__Problem__. Can you quote the records below in full, word for word?

__Input data__.
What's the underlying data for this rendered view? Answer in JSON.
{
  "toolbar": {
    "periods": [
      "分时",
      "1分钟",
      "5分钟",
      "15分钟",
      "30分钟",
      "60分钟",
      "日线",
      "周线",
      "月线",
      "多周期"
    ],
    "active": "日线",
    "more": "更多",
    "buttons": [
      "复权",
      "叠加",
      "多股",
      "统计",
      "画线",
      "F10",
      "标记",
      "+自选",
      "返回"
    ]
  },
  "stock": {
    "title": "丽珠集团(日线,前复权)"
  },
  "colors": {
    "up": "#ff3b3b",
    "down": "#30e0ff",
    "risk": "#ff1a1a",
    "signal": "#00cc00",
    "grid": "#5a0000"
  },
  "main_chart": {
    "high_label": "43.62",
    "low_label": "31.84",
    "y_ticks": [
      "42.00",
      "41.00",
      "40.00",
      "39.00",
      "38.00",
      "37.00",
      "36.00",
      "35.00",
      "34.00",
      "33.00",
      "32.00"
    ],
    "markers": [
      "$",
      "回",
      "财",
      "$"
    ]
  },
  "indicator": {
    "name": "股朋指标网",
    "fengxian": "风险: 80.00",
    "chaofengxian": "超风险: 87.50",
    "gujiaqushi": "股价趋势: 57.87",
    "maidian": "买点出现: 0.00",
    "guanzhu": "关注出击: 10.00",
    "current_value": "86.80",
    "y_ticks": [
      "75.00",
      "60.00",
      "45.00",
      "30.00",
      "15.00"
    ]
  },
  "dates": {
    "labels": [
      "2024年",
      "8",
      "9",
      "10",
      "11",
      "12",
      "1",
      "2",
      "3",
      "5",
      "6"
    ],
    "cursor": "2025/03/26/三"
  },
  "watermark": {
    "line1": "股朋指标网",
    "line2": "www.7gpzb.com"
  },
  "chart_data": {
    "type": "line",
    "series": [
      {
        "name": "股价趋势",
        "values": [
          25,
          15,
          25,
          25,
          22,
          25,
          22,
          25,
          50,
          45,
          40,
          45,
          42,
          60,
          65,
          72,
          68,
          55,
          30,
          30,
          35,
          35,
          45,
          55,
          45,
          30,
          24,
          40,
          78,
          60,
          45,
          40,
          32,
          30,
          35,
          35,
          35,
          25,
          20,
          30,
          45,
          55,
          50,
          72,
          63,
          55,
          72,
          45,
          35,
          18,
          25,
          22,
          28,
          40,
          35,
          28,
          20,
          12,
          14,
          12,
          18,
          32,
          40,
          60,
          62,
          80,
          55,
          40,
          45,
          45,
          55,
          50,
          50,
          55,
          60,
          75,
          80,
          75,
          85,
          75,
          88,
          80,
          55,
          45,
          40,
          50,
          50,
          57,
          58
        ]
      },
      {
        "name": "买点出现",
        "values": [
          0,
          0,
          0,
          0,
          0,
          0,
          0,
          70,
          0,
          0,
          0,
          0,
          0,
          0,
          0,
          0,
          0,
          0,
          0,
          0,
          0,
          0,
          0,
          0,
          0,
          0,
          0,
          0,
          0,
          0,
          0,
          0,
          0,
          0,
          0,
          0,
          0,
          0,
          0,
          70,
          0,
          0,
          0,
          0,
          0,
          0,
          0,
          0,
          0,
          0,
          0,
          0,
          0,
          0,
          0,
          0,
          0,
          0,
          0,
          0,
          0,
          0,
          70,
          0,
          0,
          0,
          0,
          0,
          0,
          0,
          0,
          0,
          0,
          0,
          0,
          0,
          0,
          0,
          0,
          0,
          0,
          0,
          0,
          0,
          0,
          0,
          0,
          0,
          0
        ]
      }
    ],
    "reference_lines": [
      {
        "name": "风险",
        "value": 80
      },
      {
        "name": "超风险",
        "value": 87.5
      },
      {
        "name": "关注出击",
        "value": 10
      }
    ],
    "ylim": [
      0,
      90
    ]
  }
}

__Output of the exercise__.
What's the underlying data for this rendered view? Answer in JSON.
{
  "toolbar": {
    "periods": [
      "分时",
      "1分钟",
      "5分钟",
      "15分钟",
      "30分钟",
      "60分钟",
      "日线",
      "周线",
      "月线",
      "多周期"
    ],
    "active": "日线",
    "more": "更多",
    "buttons": [
      "复权",
      "叠加",
      "多股",
      "统计",
      "画线",
      "F10",
      "标记",
      "+自选",
      "返回"
    ]
  },
  "stock": {
    "title": "丽珠集团(日线,前复权)"
  },
  "colors": {
    "up": "#ff3b3b",
    "down": "#30e0ff",
    "risk": "#ff1a1a",
    "signal": "#00cc00",
    "grid": "#5a0000"
  },
  "main_chart": {
    "high_label": "43.62",
    "low_label": "31.84",
    "y_ticks": [
      "42.00",
      "41.00",
      "40.00",
      "39.00",
      "38.00",
      "37.00",
      "36.00",
      "35.00",
      "34.00",
      "33.00",
      "32.00"
    ],
    "markers": [
      "$",
      "回",
      "财",
      "$"
    ]
  },
  "indicator": {
    "name": "股朋指标网",
    "fengxian": "风险: 80.00",
    "chaofengxian": "超风险: 87.50",
    "gujiaqushi": "股价趋势: 57.87",
    "maidian": "买点出现: 0.00",
    "guanzhu": "关注出击: 10.00",
    "current_value": "86.80",
    "y_ticks": [
      "75.00",
      "60.00",
      "45.00",
      "30.00",
      "15.00"
    ]
  },
  "dates": {
    "labels": [
      "2024年",
      "8",
      "9",
      "10",
      "11",
      "12",
      "1",
      "2",
      "3",
      "5",
      "6"
    ],
    "cursor": "2025/03/26/三"
  },
  "watermark": {
    "line1": "股朋指标网",
    "line2": "www.7gpzb.com"
  },
  "chart_data": {
    "type": "line",
    "series": [
      {
        "name": "股价趋势",
        "values": [
          25,
          15,
          25,
          25,
          22,
          25,
          22,
          25,
          50,
          45,
          40,
          45,
          42,
          60,
          65,
          72,
          68,
          55,
          30,
          30,
          35,
          35,
          45,
          55,
          45,
          30,
          24,
          40,
          78,
          60,
          45,
          40,
          32,
          30,
          35,
          35,
          35,
          25,
          20,
          30,
          45,
          55,
          50,
          72,
          63,
          55,
          72,
          45,
          35,
          18,
          25,
          22,
          28,
          40,
          35,
          28,
          20,
          12,
          14,
          12,
          18,
          32,
          40,
          60,
          62,
          80,
          55,
          40,
          45,
          45,
          55,
          50,
          50,
          55,
          60,
          75,
          80,
          75,
          85,
          75,
          88,
          80,
          55,
          45,
          40,
          50,
          50,
          57,
          58
        ]
      },
      {
        "name": "买点出现",
        "values": [
          0,
          0,
          0,
          0,
          0,
          0,
          0,
          70,
          0,
          0,
          0,
          0,
          0,
          0,
          0,
          0,
          0,
          0,
          0,
          0,
          0,
          0,
          0,
          0,
          0,
          0,
          0,
          0,
          0,
          0,
          0,
          0,
          0,
          0,
          0,
          0,
          0,
          0,
          0,
          70,
          0,
          0,
          0,
          0,
          0,
          0,
          0,
          0,
          0,
          0,
          0,
          0,
          0,
          0,
          0,
          0,
          0,
          0,
          0,
          0,
          0,
          0,
          70,
          0,
          0,
          0,
          0,
          0,
          0,
          0,
          0,
          0,
          0,
          0,
          0,
          0,
          0,
          0,
          0,
          0,
          0,
          0,
          0,
          0,
          0,
          0,
          0,
          0,
          0
        ]
      }
    ],
    "reference_lines": [
      {
        "name": "风险",
        "value": 80
      },
      {
        "name": "超风险",
        "value": 87.5
      },
      {
        "name": "关注出击",
        "value": 10
      }
    ],
    "ylim": [
      0,
      90
    ]
  }
}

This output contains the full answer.